> **Task description**: Lay out the stretch of lines from the one containing "expand-icon[interactable]: + <box>48 573" through the one containing "expand-icon[interactable]: + <box>48 557" as a Markdown table with the columns Row and Listing. Give each line a row number, and leave out any blank lines.

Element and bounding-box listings
▬▬▬▬▬▬▬▬▬▬

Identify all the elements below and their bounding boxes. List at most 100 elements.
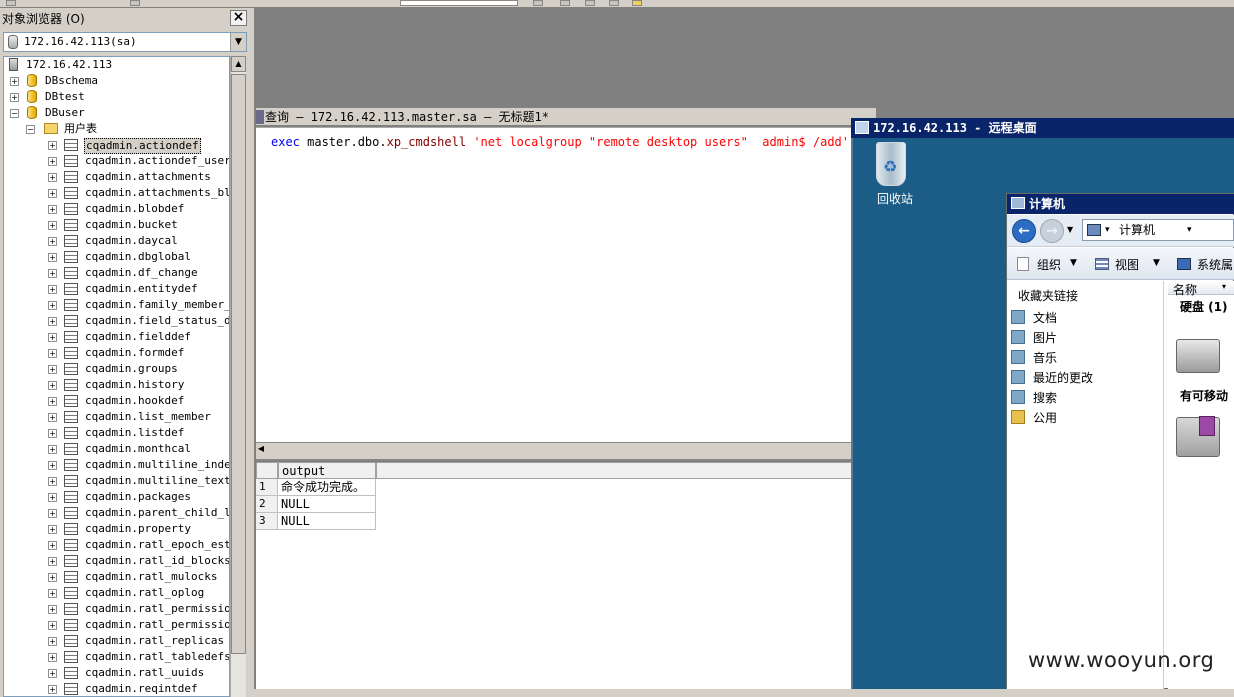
expand-icon[interactable]: + <box>48 573 57 582</box>
expand-icon[interactable]: + <box>48 381 57 390</box>
tree-node-table[interactable]: + cqadmin.ratl_epoch_estim <box>6 537 229 553</box>
removable-drive-icon[interactable] <box>1176 416 1220 457</box>
chevron-down-icon[interactable]: ▾ <box>1222 282 1226 291</box>
expand-icon[interactable]: + <box>48 621 57 630</box>
tree-node-table[interactable]: + cqadmin.fielddef <box>6 329 228 345</box>
tree-node-table[interactable]: + cqadmin.ratl_permission <box>6 601 229 617</box>
collapse-icon[interactable]: − <box>10 109 19 118</box>
computer-window-titlebar[interactable]: 计算机 <box>1007 194 1234 214</box>
tree-node-table[interactable]: + cqadmin.list_member <box>6 409 228 425</box>
close-button[interactable]: × <box>230 10 247 26</box>
scroll-left-icon[interactable]: ◀ <box>256 443 266 455</box>
organize-menu[interactable]: 组织 <box>1037 256 1061 273</box>
expand-icon[interactable]: + <box>48 461 57 470</box>
tree-node-table[interactable]: + cqadmin.family_member_de <box>6 297 229 313</box>
expand-icon[interactable]: + <box>48 365 57 374</box>
tree-node-table[interactable]: + cqadmin.field_status_def <box>6 313 229 329</box>
forward-arrow-icon[interactable]: → <box>1040 219 1064 243</box>
tree-node-table[interactable]: + cqadmin.actiondef_usergr <box>6 153 229 169</box>
chevron-down-icon[interactable]: ▼ <box>1153 258 1160 268</box>
tree-node-table[interactable]: + cqadmin.listdef <box>6 425 228 441</box>
expand-icon[interactable]: + <box>48 333 57 342</box>
expand-icon[interactable]: + <box>48 541 57 550</box>
expand-icon[interactable]: + <box>48 429 57 438</box>
tree-node-table[interactable]: + cqadmin.ratl_tabledefs <box>6 649 229 665</box>
recycle-bin-label[interactable]: 回收站 <box>870 190 920 207</box>
expand-icon[interactable]: + <box>48 477 57 486</box>
column-header[interactable]: 名称 ▾ <box>1168 281 1234 297</box>
expand-icon[interactable]: + <box>48 557 57 566</box>
tree-node-table[interactable]: + cqadmin.blobdef <box>6 201 228 217</box>
expand-icon[interactable]: + <box>48 685 57 694</box>
expand-icon[interactable]: + <box>48 637 57 646</box>
grid-row-number[interactable]: 1 <box>256 479 278 496</box>
toolbar-button-icon[interactable] <box>130 0 140 6</box>
expand-icon[interactable]: + <box>48 509 57 518</box>
expand-icon[interactable]: + <box>48 445 57 454</box>
chevron-down-icon[interactable]: ▾ <box>1105 220 1110 240</box>
toolbar-button-icon[interactable] <box>585 0 595 6</box>
grid-column-header[interactable]: output <box>278 462 376 479</box>
scroll-up-icon[interactable]: ▲ <box>231 56 246 72</box>
tree-node-table[interactable]: + cqadmin.actiondef <box>6 137 228 154</box>
expand-icon[interactable]: + <box>48 525 57 534</box>
expand-icon[interactable]: + <box>48 317 57 326</box>
expand-icon[interactable]: + <box>48 605 57 614</box>
expand-icon[interactable]: + <box>48 157 57 166</box>
tree-scrollbar[interactable]: ▲ <box>230 56 246 697</box>
tree-node-table[interactable]: + cqadmin.ratl_mulocks <box>6 569 228 585</box>
grid-cell[interactable]: 命令成功完成。 <box>278 479 376 496</box>
toolbar-button-icon[interactable] <box>632 0 642 6</box>
favorite-link[interactable]: 音乐 <box>1011 349 1057 367</box>
expand-icon[interactable]: + <box>48 141 57 150</box>
expand-icon[interactable]: + <box>48 653 57 662</box>
tree-node-table[interactable]: + cqadmin.dbglobal <box>6 249 228 265</box>
expand-icon[interactable]: + <box>48 221 57 230</box>
tree-node-table[interactable]: + cqadmin.ratl_id_blocks <box>6 553 229 569</box>
expand-icon[interactable]: + <box>48 493 57 502</box>
expand-icon[interactable]: + <box>48 397 57 406</box>
remote-desktop-titlebar[interactable]: 172.16.42.113 - 远程桌面 <box>851 118 1234 138</box>
back-arrow-icon[interactable]: ← <box>1012 219 1036 243</box>
expand-icon[interactable]: + <box>48 413 57 422</box>
tree-node-table[interactable]: + cqadmin.entitydef <box>6 281 228 297</box>
grid-row-number[interactable]: 2 <box>256 496 278 513</box>
expand-icon[interactable]: + <box>48 269 57 278</box>
expand-icon[interactable]: + <box>48 301 57 310</box>
expand-icon[interactable]: + <box>48 349 57 358</box>
grid-cell[interactable]: NULL <box>278 496 376 513</box>
expand-icon[interactable]: + <box>48 669 57 678</box>
tree-node-table[interactable]: + cqadmin.monthcal <box>6 441 228 457</box>
tree-node-table[interactable]: + cqadmin.parent_child_lin <box>6 505 229 521</box>
tree-node-table[interactable]: + cqadmin.property <box>6 521 228 537</box>
chevron-down-icon[interactable]: ▼ <box>230 33 246 51</box>
tree-node-table[interactable]: + cqadmin.attachments <box>6 169 228 185</box>
system-properties-button[interactable]: 系统属 <box>1197 256 1233 273</box>
expand-icon[interactable]: + <box>48 253 57 262</box>
tree-node-table[interactable]: + cqadmin.formdef <box>6 345 228 361</box>
collapse-icon[interactable]: − <box>26 125 35 134</box>
expand-icon[interactable]: + <box>10 77 19 86</box>
favorite-link[interactable]: 公用 <box>1011 409 1057 427</box>
tree-node-table[interactable]: + cqadmin.ratl_permission_ <box>6 617 229 633</box>
tree-node-table[interactable]: + cqadmin.reqintdef <box>6 681 228 696</box>
expand-icon[interactable]: + <box>48 173 57 182</box>
tree-node-table[interactable]: + cqadmin.history <box>6 377 228 393</box>
expand-icon[interactable]: + <box>10 93 19 102</box>
tree-node-table[interactable]: + cqadmin.groups <box>6 361 228 377</box>
expand-icon[interactable]: + <box>48 285 57 294</box>
expand-icon[interactable]: + <box>48 237 57 246</box>
grid-row-number[interactable]: 3 <box>256 513 278 530</box>
editor-hscrollbar[interactable]: ◀ <box>256 442 852 455</box>
object-tree[interactable]: 172.16.42.113 + DBschema + DBtest − DBuser − … <box>3 56 230 697</box>
toolbar-button-icon[interactable] <box>533 0 543 6</box>
sql-editor[interactable]: exec master.dbo.xp_cmdshell 'net localgr… <box>256 127 852 442</box>
tree-node-table[interactable]: + cqadmin.ratl_oplog <box>6 585 228 601</box>
toolbar-button-icon[interactable] <box>609 0 619 6</box>
favorite-link[interactable]: 最近的更改 <box>1011 369 1093 387</box>
expand-icon[interactable]: + <box>48 189 57 198</box>
tree-node-table[interactable]: + cqadmin.bucket <box>6 217 228 233</box>
chevron-down-icon[interactable]: ▾ <box>1187 220 1192 240</box>
views-menu[interactable]: 视图 <box>1115 256 1139 273</box>
pane-splitter[interactable] <box>256 455 852 460</box>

▬▬▬▬▬▬▬▬▬▬

> **Answer for the task**:
| Row | Listing |
|---|---|
| 1 | expand-icon[interactable]: + <box>48 573 57 582</box> |
| 2 | expand-icon[interactable]: + <box>48 381 57 390</box> |
| 3 | tree-node-table[interactable]: + cqadmin.ratl_epoch_estim <box>6 537 229 553</box> |
| 4 | removable-drive-icon[interactable] <box>1176 416 1220 457</box> |
| 5 | chevron-down-icon[interactable]: ▾ <box>1222 282 1226 291</box> |
| 6 | expand-icon[interactable]: + <box>48 621 57 630</box> |
| 7 | tree-node-table[interactable]: + cqadmin.fielddef <box>6 329 228 345</box> |
| 8 | tree-node-table[interactable]: + cqadmin.ratl_permission <box>6 601 229 617</box> |
| 9 | collapse-icon[interactable]: − <box>10 109 19 118</box> |
| 10 | computer-window-titlebar[interactable]: 计算机 <box>1007 194 1234 214</box> |
| 11 | tree-node-table[interactable]: + cqadmin.list_member <box>6 409 228 425</box> |
| 12 | close-button[interactable]: × <box>230 10 247 26</box> |
| 13 | scroll-left-icon[interactable]: ◀ <box>256 443 266 455</box> |
| 14 | organize-menu[interactable]: 组织 <box>1037 256 1061 273</box> |
| 15 | expand-icon[interactable]: + <box>48 461 57 470</box> |
| 16 | tree-node-table[interactable]: + cqadmin.family_member_de <box>6 297 229 313</box> |
| 17 | expand-icon[interactable]: + <box>48 365 57 374</box> |
| 18 | tree-node-table[interactable]: + cqadmin.field_status_def <box>6 313 229 329</box> |
| 19 | forward-arrow-icon[interactable]: → <box>1040 219 1064 243</box> |
| 20 | tree-node-table[interactable]: + cqadmin.actiondef_usergr <box>6 153 229 169</box> |
| 21 | chevron-down-icon[interactable]: ▼ <box>1153 258 1160 268</box> |
| 22 | tree-node-table[interactable]: + cqadmin.listdef <box>6 425 228 441</box> |
| 23 | expand-icon[interactable]: + <box>48 333 57 342</box> |
| 24 | expand-icon[interactable]: + <box>48 541 57 550</box> |
| 25 | expand-icon[interactable]: + <box>48 429 57 438</box> |
| 26 | tree-node-table[interactable]: + cqadmin.ratl_tabledefs <box>6 649 229 665</box> |
| 27 | recycle-bin-label[interactable]: 回收站 <box>870 190 920 207</box> |
| 28 | expand-icon[interactable]: + <box>48 477 57 486</box> |
| 29 | column-header[interactable]: 名称 ▾ <box>1168 281 1234 297</box> |
| 30 | expand-icon[interactable]: + <box>48 557 57 566</box> |